- [Written problem A] Copy the listing verbatim, starting at its first line and ending at the line that contains "[1573, 343, 2038, 481]".

- [Selection]
= = = = = = =

Currently, I have exported a bunch of SQL Anywhere 12 tables to MS SQL Server - with the help of Breck's great blog article on a script-based transfer. - Thanks again, Breck! Now I would like to add an automatic test to compare the SA and MSS data - to assure the data transfer has been successful. (Breck's script does check whether all rows are transferred correctly, but I would like to check the contents, too.) - As there are lots of tables, I would prefer a method that can be automated (e.g. by enumerating all tables via a loop over the schema or the like). But that's more difficult than I'd thought:
Do you have any ideas for further options? |
In the end, I used a combined approach: Using a code block to enumerate all relevant tables and build a bunch of SQL statements for each, namely to
Those statements were stored as strings in a temporary table. Finally the result set was OUTPUTed again to build a SQL script. By design, the statements do form a long SQL batch but no code blocks, so OUTPUT can be used within. Thas script was run with DBISQL (which can OUTPUT proxy tables), and finally I've DIFFed the data files. Quite slow (particulary compared to the very fast data transfer when exporting the SA data to MSS), but it's automated:) And now I have noticed that missing the KEEPNULLS option in MS SQL BULK INSERT definetely has introduced some data changes - some rows with NULLs in SA have default values in MS ... - obviously not just relying on "it has the same number of rows in both databases" was a senseful approach ... So one can conclude that using OUTPUT and using loops within code blocks do not exclude each other (as I had initially thought) - as long as one uses the latter to generate a batch of statements containing the former statement:)
(18 May '11, 08:43)

= = = = = = =

- [Written problem B] According to the forum post, the absence of which option in MS SQL BULK INSERT caused some data changes?

= = = = = = =

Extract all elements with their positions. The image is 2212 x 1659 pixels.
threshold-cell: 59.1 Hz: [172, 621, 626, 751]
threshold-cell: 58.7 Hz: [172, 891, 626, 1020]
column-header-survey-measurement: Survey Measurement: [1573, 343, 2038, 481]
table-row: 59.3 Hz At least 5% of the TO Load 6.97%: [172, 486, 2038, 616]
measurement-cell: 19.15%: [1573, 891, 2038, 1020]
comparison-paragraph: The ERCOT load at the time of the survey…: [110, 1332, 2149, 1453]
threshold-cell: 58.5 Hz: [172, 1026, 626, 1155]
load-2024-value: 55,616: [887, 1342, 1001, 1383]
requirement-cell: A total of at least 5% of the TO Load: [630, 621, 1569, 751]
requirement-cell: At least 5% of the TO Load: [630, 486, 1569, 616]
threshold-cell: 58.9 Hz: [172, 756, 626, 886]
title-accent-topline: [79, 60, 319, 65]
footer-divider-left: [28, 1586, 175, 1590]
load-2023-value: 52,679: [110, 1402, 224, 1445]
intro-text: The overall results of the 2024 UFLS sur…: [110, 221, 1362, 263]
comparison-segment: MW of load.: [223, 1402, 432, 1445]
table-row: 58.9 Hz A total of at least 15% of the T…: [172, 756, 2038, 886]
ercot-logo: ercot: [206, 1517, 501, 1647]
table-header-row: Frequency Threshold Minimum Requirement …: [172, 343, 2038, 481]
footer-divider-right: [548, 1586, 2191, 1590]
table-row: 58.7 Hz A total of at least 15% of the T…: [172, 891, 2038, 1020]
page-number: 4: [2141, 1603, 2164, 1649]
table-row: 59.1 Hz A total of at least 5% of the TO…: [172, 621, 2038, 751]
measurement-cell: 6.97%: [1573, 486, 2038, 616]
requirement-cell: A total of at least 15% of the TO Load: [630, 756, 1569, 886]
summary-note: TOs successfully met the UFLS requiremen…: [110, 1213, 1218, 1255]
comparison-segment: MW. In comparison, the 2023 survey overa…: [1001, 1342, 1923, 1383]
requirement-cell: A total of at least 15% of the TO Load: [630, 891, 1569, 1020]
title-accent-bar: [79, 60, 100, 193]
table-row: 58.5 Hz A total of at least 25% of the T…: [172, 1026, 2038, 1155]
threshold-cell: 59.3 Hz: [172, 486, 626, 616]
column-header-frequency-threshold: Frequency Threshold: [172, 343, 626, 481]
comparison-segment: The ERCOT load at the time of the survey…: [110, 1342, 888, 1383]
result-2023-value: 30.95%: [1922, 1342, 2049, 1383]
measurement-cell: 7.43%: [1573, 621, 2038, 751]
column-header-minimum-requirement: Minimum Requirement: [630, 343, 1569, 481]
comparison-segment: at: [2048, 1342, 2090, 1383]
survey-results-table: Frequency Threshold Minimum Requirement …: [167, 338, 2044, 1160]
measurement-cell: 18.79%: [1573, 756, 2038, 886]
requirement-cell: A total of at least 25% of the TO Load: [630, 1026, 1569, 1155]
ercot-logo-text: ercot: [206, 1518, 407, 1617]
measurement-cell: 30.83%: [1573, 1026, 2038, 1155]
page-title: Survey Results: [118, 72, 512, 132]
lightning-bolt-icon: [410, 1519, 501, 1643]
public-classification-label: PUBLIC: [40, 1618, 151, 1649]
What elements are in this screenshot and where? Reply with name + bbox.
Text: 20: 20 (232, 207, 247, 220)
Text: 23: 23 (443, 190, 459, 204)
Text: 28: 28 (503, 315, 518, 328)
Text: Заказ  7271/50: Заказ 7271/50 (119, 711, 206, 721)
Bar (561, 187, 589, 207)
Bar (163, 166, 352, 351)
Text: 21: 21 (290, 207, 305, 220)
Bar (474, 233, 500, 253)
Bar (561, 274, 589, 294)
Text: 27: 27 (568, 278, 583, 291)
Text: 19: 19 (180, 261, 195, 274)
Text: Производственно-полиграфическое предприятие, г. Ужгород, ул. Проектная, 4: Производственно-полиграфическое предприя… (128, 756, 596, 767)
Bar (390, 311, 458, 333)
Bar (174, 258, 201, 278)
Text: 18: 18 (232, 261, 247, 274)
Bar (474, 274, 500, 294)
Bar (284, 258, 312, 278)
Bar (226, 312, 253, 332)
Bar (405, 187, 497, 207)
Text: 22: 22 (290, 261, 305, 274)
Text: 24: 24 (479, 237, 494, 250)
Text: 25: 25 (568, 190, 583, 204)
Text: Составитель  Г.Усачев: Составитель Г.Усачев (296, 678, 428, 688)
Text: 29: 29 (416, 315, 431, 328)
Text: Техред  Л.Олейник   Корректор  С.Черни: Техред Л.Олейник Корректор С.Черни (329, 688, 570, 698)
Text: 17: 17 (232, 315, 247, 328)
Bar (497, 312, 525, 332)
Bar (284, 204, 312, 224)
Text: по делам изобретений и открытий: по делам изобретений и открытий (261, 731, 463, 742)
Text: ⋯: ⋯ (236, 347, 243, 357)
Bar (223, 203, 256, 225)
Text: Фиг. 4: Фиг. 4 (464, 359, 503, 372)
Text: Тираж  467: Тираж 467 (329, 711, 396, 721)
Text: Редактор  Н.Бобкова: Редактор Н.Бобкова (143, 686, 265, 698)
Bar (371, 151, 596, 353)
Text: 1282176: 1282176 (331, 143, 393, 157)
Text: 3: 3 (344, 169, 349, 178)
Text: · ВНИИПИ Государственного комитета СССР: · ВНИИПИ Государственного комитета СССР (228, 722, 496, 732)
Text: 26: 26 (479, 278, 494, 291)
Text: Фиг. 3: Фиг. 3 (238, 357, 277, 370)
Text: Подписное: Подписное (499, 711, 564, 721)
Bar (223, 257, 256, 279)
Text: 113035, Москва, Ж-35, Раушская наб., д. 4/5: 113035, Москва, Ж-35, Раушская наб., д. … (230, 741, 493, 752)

= = = = = = =

- [Solution A]
Extract all elements with their positions. The image is 2212 x 1659 pixels.
threshold-cell: 59.1 Hz: [172, 621, 626, 751]
threshold-cell: 58.7 Hz: [172, 891, 626, 1020]
column-header-survey-measurement: Survey Measurement: [1573, 343, 2038, 481]

- [Solution B] The KEEPNULLS option.